Das Problem an der ganzen Sache ist das ich in der Hashmap immer nur den letzten Tag drin stehen habe den ich übergeben hab.
Warum???
Sieht jemand vielleicht den Fehler?


----------



## stev.glasow (26. Mrz 2004)

Du darfst immer nur einen Schlüssel (in deinem Fall gregCal) auch nur einmal pro Map benutzen :
map.put(x, 1);
map.put(y, 11);
map => {x:1, y:11}

map.put(x,88 )
map => {x:88, y:11}


----------



## Java-Kämpfer (29. Mrz 2004)

Ist es denn nicht so das put immer überprüft: 

Bin ich schon eingetragen und wenn ja überschrfeibe meinen Wert mit dem neu übergebenen??
Und wenn das nicht mit put geht gibt es da etwas anderes?


----------



## citizen_erased (29. Mrz 2004)

eine methode soll möglichst wenig auswirkungen haben, die aber dann auch gründlich. 
put kontrolliert also nicht, ob es den schlüssel schon gibt, sondern fügt einen eintrag ein (bzw. überschreibt einen anderen. es wird davon ausgegangen, dass put aufgerufen wird, um etwas einzufügen.
eine kontrolle musst du selber durchführen. dafür gibt es auch einen methode, die dir (nur) sagen kann, ob es einen bestimmten schlüssel schon gibt. (ich glaube, diese methode heisst contains(Object o))

□ □ □ □ □ □ □

▶ Aufgaben:
1/ Zitiere wortgetreu alle Zeilen im Datenteil, von der allerersten Zeile bis einschließlich der Zeile mit „y-tick-label: 150 [51,271,88,296]“.
2/ Schreib die Forumsdiskussion über die put-Methode der HashMap nach ihrem letzten Satz weiter.
Der Textauszug und die Zeilen im Datenteil haben nichts miteinander zu tun, sie stammen aus verschiedenen Quellen.

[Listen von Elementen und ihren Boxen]
□ □ □ □ □ □ □

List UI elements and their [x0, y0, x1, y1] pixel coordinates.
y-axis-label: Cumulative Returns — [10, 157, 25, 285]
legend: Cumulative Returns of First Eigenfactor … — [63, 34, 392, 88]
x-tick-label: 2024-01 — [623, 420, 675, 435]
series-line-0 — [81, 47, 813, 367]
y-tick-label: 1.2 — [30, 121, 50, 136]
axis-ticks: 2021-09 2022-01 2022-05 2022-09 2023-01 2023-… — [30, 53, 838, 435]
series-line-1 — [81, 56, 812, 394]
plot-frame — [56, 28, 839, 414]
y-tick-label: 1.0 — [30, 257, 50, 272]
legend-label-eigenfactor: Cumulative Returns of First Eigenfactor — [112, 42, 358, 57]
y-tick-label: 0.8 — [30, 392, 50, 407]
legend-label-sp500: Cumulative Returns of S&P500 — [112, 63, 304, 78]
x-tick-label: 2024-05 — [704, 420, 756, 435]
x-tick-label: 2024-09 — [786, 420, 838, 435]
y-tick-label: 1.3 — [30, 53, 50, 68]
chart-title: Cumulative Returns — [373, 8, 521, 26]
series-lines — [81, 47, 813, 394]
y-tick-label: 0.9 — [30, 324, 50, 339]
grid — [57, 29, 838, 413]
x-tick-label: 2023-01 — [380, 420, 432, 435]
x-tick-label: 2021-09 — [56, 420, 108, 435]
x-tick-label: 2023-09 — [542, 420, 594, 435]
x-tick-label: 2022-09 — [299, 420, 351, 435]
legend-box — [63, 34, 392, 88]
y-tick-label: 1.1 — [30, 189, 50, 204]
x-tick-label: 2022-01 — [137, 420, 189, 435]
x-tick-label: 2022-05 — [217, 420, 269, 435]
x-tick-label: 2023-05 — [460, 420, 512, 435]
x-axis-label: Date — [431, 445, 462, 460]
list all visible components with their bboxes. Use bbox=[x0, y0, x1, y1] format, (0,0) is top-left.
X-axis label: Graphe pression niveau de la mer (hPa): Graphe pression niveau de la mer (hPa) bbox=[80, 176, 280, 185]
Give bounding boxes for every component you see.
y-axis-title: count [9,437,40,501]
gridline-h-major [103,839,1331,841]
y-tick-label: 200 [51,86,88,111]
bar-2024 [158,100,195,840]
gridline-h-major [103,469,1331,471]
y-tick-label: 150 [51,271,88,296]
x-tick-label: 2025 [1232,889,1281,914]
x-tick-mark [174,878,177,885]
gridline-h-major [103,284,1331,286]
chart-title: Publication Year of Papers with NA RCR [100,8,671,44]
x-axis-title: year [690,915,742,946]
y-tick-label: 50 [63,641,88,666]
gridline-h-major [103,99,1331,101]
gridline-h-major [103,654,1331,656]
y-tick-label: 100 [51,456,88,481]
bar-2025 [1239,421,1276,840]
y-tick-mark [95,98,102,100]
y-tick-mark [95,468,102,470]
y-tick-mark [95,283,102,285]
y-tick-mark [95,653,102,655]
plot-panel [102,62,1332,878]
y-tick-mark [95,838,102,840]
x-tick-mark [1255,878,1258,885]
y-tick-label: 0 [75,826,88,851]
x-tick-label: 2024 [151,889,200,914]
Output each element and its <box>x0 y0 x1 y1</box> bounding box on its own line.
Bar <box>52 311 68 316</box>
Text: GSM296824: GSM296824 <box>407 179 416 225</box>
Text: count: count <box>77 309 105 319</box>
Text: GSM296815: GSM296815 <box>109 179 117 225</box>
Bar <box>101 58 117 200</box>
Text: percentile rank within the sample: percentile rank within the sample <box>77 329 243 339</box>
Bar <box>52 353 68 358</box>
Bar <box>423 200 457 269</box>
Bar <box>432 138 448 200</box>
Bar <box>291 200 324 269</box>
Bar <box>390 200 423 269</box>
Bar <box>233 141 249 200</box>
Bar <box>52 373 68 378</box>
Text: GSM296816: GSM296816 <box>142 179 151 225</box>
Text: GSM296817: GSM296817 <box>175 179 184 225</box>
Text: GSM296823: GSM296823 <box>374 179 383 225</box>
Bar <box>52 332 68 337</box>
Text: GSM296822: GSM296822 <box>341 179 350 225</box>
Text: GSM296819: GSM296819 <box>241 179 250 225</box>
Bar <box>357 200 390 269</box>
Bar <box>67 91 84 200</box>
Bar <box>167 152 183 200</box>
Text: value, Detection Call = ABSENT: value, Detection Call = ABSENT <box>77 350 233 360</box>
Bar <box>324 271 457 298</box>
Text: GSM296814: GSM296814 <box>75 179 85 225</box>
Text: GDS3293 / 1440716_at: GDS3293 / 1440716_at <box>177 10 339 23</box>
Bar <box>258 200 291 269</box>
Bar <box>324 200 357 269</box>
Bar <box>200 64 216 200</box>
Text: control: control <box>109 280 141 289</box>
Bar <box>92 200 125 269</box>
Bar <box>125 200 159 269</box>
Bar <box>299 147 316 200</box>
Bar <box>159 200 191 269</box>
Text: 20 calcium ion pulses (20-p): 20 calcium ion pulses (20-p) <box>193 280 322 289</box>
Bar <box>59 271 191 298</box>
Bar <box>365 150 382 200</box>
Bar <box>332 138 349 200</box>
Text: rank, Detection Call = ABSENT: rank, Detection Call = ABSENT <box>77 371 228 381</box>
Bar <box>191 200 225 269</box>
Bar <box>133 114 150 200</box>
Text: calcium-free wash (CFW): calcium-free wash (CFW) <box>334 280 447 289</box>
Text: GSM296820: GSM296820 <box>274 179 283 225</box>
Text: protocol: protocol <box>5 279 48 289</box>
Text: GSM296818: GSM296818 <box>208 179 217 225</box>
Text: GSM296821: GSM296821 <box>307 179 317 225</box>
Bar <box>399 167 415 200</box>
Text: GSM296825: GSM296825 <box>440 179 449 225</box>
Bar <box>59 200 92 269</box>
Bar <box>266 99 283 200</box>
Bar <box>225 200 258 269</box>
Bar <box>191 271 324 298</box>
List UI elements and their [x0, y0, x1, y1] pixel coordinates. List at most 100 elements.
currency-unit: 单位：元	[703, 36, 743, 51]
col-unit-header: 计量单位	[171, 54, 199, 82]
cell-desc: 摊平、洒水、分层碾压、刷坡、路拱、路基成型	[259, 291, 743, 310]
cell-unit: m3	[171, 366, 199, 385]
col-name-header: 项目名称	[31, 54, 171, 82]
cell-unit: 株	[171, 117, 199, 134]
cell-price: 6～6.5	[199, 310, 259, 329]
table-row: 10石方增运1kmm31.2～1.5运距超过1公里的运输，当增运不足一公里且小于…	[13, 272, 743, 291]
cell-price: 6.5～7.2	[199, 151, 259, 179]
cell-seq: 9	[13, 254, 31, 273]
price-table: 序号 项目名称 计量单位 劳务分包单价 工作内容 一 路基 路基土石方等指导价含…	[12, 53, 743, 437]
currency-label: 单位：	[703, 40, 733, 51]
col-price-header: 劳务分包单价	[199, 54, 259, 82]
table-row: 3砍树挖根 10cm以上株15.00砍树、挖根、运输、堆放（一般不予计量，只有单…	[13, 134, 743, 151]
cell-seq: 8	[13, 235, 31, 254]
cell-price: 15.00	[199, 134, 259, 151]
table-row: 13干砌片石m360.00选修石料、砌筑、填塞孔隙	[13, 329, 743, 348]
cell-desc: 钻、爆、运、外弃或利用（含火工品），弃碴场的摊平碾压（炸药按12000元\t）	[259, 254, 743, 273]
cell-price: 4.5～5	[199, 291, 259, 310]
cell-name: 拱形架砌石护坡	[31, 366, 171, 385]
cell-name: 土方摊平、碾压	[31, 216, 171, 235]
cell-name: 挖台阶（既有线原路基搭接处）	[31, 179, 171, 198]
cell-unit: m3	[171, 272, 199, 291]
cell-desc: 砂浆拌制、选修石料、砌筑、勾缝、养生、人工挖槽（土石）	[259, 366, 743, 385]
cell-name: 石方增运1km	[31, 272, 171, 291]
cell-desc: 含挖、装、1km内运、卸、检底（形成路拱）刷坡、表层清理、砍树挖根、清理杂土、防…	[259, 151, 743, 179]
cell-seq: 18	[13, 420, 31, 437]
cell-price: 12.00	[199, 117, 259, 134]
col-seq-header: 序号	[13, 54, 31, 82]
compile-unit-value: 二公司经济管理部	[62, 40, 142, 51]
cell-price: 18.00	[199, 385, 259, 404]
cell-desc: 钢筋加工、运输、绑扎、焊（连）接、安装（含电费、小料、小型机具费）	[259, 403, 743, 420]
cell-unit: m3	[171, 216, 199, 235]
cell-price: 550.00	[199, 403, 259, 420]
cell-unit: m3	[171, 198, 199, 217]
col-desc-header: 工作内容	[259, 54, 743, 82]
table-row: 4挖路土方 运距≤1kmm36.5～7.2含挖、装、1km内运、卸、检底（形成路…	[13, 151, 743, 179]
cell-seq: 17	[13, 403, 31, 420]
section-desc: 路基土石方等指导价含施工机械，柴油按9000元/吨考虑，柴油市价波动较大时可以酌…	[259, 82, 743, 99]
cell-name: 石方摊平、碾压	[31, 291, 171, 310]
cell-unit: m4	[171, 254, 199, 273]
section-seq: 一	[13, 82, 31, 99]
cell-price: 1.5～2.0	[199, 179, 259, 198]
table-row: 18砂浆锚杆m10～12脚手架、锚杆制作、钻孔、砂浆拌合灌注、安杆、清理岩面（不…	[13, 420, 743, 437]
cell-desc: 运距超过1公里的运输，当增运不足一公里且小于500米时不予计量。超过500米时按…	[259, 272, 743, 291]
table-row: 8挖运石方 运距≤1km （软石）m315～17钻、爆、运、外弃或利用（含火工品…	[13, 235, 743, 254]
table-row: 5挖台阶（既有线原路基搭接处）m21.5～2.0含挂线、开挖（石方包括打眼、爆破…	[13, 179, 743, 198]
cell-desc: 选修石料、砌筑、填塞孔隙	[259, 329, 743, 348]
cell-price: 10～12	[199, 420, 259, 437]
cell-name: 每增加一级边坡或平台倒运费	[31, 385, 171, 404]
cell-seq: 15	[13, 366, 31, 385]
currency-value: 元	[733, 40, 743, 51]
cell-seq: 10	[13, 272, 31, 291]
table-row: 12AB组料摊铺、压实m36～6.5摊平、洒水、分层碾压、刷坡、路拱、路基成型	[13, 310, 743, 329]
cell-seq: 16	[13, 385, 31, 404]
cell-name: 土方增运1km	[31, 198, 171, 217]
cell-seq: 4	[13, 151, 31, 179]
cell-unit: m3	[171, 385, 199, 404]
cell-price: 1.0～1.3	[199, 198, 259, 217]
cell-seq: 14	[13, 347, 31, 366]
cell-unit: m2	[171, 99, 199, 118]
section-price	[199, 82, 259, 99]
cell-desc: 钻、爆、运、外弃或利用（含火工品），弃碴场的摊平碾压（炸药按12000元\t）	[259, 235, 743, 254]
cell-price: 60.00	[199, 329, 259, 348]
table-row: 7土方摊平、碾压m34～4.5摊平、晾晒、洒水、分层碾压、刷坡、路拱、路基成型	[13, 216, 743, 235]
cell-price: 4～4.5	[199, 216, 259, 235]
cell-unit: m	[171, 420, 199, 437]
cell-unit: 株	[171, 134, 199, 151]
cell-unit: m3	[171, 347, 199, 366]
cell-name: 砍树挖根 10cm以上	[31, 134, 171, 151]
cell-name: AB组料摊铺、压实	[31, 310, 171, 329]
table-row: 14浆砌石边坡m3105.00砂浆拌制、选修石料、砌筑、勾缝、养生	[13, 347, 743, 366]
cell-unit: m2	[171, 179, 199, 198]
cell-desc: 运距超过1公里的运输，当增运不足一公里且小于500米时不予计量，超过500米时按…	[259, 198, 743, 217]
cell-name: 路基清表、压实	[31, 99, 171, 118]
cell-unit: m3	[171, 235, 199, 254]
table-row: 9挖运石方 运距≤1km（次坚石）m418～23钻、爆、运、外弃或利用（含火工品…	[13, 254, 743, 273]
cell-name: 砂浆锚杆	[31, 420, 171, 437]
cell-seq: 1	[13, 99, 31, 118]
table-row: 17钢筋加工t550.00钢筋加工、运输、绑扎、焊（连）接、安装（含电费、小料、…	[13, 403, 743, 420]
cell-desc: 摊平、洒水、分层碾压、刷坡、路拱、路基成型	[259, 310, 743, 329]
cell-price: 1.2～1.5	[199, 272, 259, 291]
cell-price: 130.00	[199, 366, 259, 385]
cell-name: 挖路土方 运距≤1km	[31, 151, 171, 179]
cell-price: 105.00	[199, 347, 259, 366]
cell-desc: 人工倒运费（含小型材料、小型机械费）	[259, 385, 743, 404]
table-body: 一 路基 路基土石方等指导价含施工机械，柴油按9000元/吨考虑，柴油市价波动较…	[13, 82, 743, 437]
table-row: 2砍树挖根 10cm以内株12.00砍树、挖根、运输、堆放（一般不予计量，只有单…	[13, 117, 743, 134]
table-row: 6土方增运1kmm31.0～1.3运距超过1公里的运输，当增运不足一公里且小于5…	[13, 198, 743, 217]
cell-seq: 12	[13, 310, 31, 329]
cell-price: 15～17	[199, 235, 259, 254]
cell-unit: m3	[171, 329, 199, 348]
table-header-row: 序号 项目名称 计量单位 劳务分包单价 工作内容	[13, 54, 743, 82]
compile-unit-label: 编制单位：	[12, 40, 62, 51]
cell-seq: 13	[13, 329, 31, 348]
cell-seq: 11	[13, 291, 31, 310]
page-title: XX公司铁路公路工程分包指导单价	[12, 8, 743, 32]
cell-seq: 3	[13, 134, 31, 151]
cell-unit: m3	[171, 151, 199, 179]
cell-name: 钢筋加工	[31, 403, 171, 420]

□ □ □ □ □ □ □

▶ Lösungen:
1/
List UI elements and their [x0, y0, x1, y1] pixel coordinates.
y-axis-label: Cumulative Returns — [10, 157, 25, 285]
legend: Cumulative Returns of First Eigenfactor … — [63, 34, 392, 88]
x-tick-label: 2024-01 — [623, 420, 675, 435]
series-line-0 — [81, 47, 813, 367]
y-tick-label: 1.2 — [30, 121, 50, 136]
axis-ticks: 2021-09 2022-01 2022-05 2022-09 2023-01 2023-… — [30, 53, 838, 435]
series-line-1 — [81, 56, 812, 394]
plot-frame — [56, 28, 839, 414]
y-tick-label: 1.0 — [30, 257, 50, 272]
legend-label-eigenfactor: Cumulative Returns of First Eigenfactor — [112, 42, 358, 57]
y-tick-label: 0.8 — [30, 392, 50, 407]
legend-label-sp500: Cumulative Returns of S&P500 — [112, 63, 304, 78]
x-tick-label: 2024-05 — [704, 420, 756, 435]
x-tick-label: 2024-09 — [786, 420, 838, 435]
y-tick-label: 1.3 — [30, 53, 50, 68]
chart-title: Cumulative Returns — [373, 8, 521, 26]
series-lines — [81, 47, 813, 394]
y-tick-label: 0.9 — [30, 324, 50, 339]
grid — [57, 29, 838, 413]
x-tick-label: 2023-01 — [380, 420, 432, 435]
x-tick-label: 2021-09 — [56, 420, 108, 435]
x-tick-label: 2023-09 — [542, 420, 594, 435]
x-tick-label: 2022-09 — [299, 420, 351, 435]
legend-box — [63, 34, 392, 88]
y-tick-label: 1.1 — [30, 189, 50, 204]
x-tick-label: 2022-01 — [137, 420, 189, 435]
x-tick-label: 2022-05 — [217, 420, 269, 435]
x-tick-label: 2023-05 — [460, 420, 512, 435]
x-axis-label: Date — [431, 445, 462, 460]
list all visible components with their bboxes. Use bbox=[x0, y0, x1, y1] format, (0,0) is top-left.
X-axis label: Graphe pression niveau de la mer (hPa): Graphe pression niveau de la mer (hPa) bbox=[80, 176, 280, 185]
Give bounding boxes for every component you see.
y-axis-title: count [9,437,40,501]
gridline-h-major [103,839,1331,841]
y-tick-label: 200 [51,86,88,111]
bar-2024 [158,100,195,840]
gridline-h-major [103,469,1331,471]
y-tick-label: 150 [51,271,88,296]

2/
----------



## Java-Kämpfer (29. Mrz 2004)

Hi, 

es kann nur mit put gehen. 
Ich muss das jeweils zugeordnete Value (von der Hashmap) doch verändern oder in meinem Fall hochzählen können. Und es gibt für HashMap keine andere  Methode die ein bestehenden Schlüssel Inhalt im nachhinein noch verändern könnte.  Oder ich bin blind..


----------



## citizen_erased (29. Mrz 2004)

dann musst du den wert mit get() auslesen, was auch immer du im eins erhöhen willst nun um eins erhöhen und den neuen wert mit put() und den gleichenschlüssel wieder einsetzen.


----------



## Java-Kämpfer (29. Mrz 2004)

Jooooo!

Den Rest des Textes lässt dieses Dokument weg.